▶ _Provided entries_:
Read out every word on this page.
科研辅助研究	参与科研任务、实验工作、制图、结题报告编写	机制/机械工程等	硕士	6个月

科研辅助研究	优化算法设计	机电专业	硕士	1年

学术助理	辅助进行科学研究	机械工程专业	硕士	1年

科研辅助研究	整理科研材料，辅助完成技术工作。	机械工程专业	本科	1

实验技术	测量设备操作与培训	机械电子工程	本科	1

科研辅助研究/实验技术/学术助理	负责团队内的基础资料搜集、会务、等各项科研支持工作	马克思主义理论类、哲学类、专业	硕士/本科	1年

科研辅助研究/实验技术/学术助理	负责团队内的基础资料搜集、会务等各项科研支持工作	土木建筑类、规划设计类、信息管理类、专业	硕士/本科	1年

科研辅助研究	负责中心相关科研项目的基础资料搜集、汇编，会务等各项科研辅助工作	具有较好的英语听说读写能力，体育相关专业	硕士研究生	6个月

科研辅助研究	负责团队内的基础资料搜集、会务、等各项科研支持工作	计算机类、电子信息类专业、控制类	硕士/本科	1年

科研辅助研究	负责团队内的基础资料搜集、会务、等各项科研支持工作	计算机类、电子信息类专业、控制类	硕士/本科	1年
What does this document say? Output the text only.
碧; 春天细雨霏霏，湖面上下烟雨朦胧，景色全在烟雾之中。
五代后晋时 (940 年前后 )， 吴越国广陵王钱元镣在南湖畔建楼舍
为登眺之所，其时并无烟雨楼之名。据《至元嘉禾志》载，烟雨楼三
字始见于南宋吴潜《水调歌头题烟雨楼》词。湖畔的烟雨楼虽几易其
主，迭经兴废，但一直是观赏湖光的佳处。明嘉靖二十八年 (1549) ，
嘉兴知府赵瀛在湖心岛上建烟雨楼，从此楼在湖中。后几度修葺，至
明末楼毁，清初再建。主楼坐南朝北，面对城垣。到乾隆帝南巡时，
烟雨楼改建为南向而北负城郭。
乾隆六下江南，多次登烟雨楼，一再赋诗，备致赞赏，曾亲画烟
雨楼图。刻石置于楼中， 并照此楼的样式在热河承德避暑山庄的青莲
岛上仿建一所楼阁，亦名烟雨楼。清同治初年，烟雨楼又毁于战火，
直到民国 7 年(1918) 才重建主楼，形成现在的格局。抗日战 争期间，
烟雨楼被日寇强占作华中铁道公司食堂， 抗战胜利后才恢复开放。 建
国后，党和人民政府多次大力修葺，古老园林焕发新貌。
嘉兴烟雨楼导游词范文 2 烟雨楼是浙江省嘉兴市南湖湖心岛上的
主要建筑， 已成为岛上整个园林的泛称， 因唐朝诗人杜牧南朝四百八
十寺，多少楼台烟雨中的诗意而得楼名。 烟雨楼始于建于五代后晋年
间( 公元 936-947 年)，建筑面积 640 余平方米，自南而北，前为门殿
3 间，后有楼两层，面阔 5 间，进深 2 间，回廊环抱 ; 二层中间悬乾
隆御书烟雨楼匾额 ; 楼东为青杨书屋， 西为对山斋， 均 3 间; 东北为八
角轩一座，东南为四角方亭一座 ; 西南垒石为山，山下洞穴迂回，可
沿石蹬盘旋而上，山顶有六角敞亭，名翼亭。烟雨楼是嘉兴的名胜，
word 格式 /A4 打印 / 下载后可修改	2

▶ _Given instruction_:
Retype the data in full and match it exactly.

▶ _Written answer_:
Read out every word on this page.
科研辅助研究	参与科研任务、实验工作、制图、结题报告编写	机制/机械工程等	硕士	6个月

科研辅助研究	优化算法设计	机电专业	硕士	1年

学术助理	辅助进行科学研究	机械工程专业	硕士	1年

科研辅助研究	整理科研材料，辅助完成技术工作。	机械工程专业	本科	1

实验技术	测量设备操作与培训	机械电子工程	本科	1

科研辅助研究/实验技术/学术助理	负责团队内的基础资料搜集、会务、等各项科研支持工作	马克思主义理论类、哲学类、专业	硕士/本科	1年

科研辅助研究/实验技术/学术助理	负责团队内的基础资料搜集、会务等各项科研支持工作	土木建筑类、规划设计类、信息管理类、专业	硕士/本科	1年

科研辅助研究	负责中心相关科研项目的基础资料搜集、汇编，会务等各项科研辅助工作	具有较好的英语听说读写能力，体育相关专业	硕士研究生	6个月

科研辅助研究	负责团队内的基础资料搜集、会务、等各项科研支持工作	计算机类、电子信息类专业、控制类	硕士/本科	1年

科研辅助研究	负责团队内的基础资料搜集、会务、等各项科研支持工作	计算机类、电子信息类专业、控制类	硕士/本科	1年
What does this document say? Output the text only.
碧; 春天细雨霏霏，湖面上下烟雨朦胧，景色全在烟雾之中。
五代后晋时 (940 年前后 )， 吴越国广陵王钱元镣在南湖畔建楼舍
为登眺之所，其时并无烟雨楼之名。据《至元嘉禾志》载，烟雨楼三
字始见于南宋吴潜《水调歌头题烟雨楼》词。湖畔的烟雨楼虽几易其
主，迭经兴废，但一直是观赏湖光的佳处。明嘉靖二十八年 (1549) ，
嘉兴知府赵瀛在湖心岛上建烟雨楼，从此楼在湖中。后几度修葺，至
明末楼毁，清初再建。主楼坐南朝北，面对城垣。到乾隆帝南巡时，
烟雨楼改建为南向而北负城郭。
乾隆六下江南，多次登烟雨楼，一再赋诗，备致赞赏，曾亲画烟
雨楼图。刻石置于楼中， 并照此楼的样式在热河承德避暑山庄的青莲
岛上仿建一所楼阁，亦名烟雨楼。清同治初年，烟雨楼又毁于战火，
直到民国 7 年(1918) 才重建主楼，形成现在的格局。抗日战 争期间，
烟雨楼被日寇强占作华中铁道公司食堂， 抗战胜利后才恢复开放。 建
国后，党和人民政府多次大力修葺，古老园林焕发新貌。
嘉兴烟雨楼导游词范文 2 烟雨楼是浙江省嘉兴市南湖湖心岛上的
主要建筑， 已成为岛上整个园林的泛称， 因唐朝诗人杜牧南朝四百八
十寺，多少楼台烟雨中的诗意而得楼名。 烟雨楼始于建于五代后晋年
间( 公元 936-947 年)，建筑面积 640 余平方米，自南而北，前为门殿
3 间，后有楼两层，面阔 5 间，进深 2 间，回廊环抱 ; 二层中间悬乾
隆御书烟雨楼匾额 ; 楼东为青杨书屋， 西为对山斋， 均 3 间; 东北为八
角轩一座，东南为四角方亭一座 ; 西南垒石为山，山下洞穴迂回，可
沿石蹬盘旋而上，山顶有六角敞亭，名翼亭。烟雨楼是嘉兴的名胜，
word 格式 /A4 打印 / 下载后可修改	2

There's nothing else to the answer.